| Aim |
Take every line from the material that has the word "proxy" in it.

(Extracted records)
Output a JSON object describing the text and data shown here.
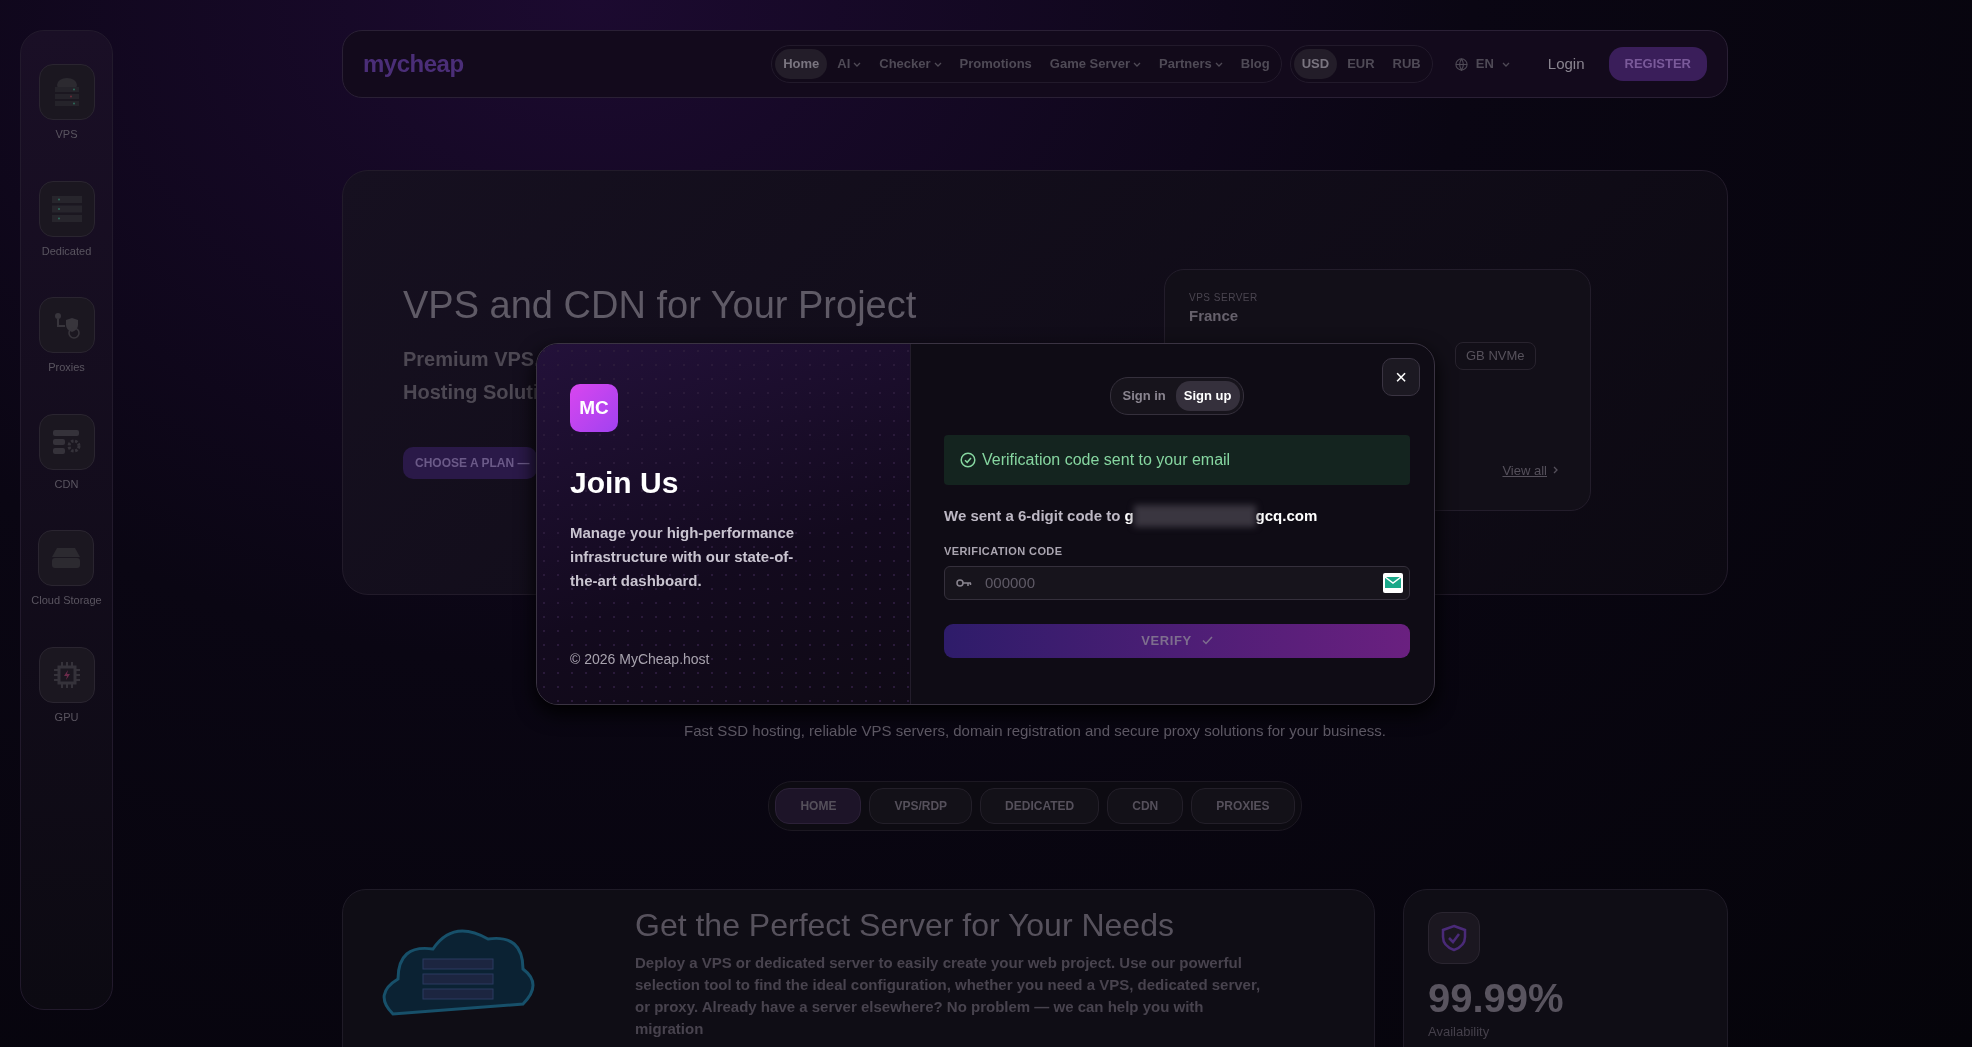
{
  "sidebar": {
    "items": [
      {
        "label": "VPS",
        "kind": "vps"
      },
      {
        "label": "Dedicated",
        "kind": "dedicated"
      },
      {
        "label": "Proxies",
        "kind": "proxies"
      },
      {
        "label": "CDN",
        "kind": "cdn"
      },
      {
        "label": "Cloud Storage",
        "kind": "storage"
      },
      {
        "label": "GPU",
        "kind": "gpu"
      }
    ]
  },
  "nav": {
    "logo": "mycheap",
    "links": [
      {
        "label": "Home",
        "dropdown": false,
        "selected": true
      },
      {
        "label": "AI",
        "dropdown": true,
        "selected": false
      },
      {
        "label": "Checker",
        "dropdown": true,
        "selected": false
      },
      {
        "label": "Promotions",
        "dropdown": false,
        "selected": false
      },
      {
        "label": "Game Server",
        "dropdown": true,
        "selected": false
      },
      {
        "label": "Partners",
        "dropdown": true,
        "selected": false
      },
      {
        "label": "Blog",
        "dropdown": false,
        "selected": false
      }
    ],
    "currencies": [
      {
        "label": "USD",
        "selected": true
      },
      {
        "label": "EUR",
        "selected": false
      },
      {
        "label": "RUB",
        "selected": false
      }
    ],
    "language": "EN",
    "login": "Login",
    "register": "REGISTER"
  },
  "hero": {
    "title": "VPS and CDN for Your Project",
    "subtitle_lines": [
      "Premium VPS,",
      "Hosting Soluti"
    ],
    "cta": "CHOOSE A PLAN —",
    "server_card": {
      "eyebrow": "VPS SERVER",
      "location": "France",
      "spec": "GB NVMe",
      "link": "View all"
    }
  },
  "tagline": "Fast SSD hosting, reliable VPS servers, domain registration and secure proxy solutions for your business.",
  "section_tabs": [
    {
      "label": "HOME",
      "selected": true
    },
    {
      "label": "VPS/RDP",
      "selected": false
    },
    {
      "label": "DEDICATED",
      "selected": false
    },
    {
      "label": "CDN",
      "selected": false
    },
    {
      "label": "PROXIES",
      "selected": false
    }
  ],
  "feature": {
    "title": "Get the Perfect Server for Your Needs",
    "text": "Deploy a VPS or dedicated server to easily create your web project. Use our powerful selection tool to find the ideal configuration, whether you need a VPS, dedicated server, or proxy. Already have a server elsewhere? No problem — we can help you with migration"
  },
  "stat": {
    "value": "99.99%",
    "label": "Availability"
  },
  "modal": {
    "logo": "MC",
    "title": "Join Us",
    "text": "Manage your high-performance infrastructure with our state-of-the-art dashboard.",
    "footer": "© 2026 MyCheap.host",
    "close": "×",
    "tabs": [
      {
        "label": "Sign in",
        "selected": false
      },
      {
        "label": "Sign up",
        "selected": true
      }
    ],
    "alert": "Verification code sent to your email",
    "sent_text": "We sent a 6-digit code to",
    "email_start": "g",
    "email_end": "gcq.com",
    "field_label": "VERIFICATION CODE",
    "placeholder": "000000",
    "button": "VERIFY"
  }
}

| Response |
  "tagline": "Fast SSD hosting, reliable VPS servers, domain registration and secure proxy solutions for your business.",
    "text": "Deploy a VPS or dedicated server to easily create your web project. Use our powerful selection tool to find the ideal configuration, whether you need a VPS, dedicated server, or proxy. Already have a server elsewhere? No problem — we can help you with migration"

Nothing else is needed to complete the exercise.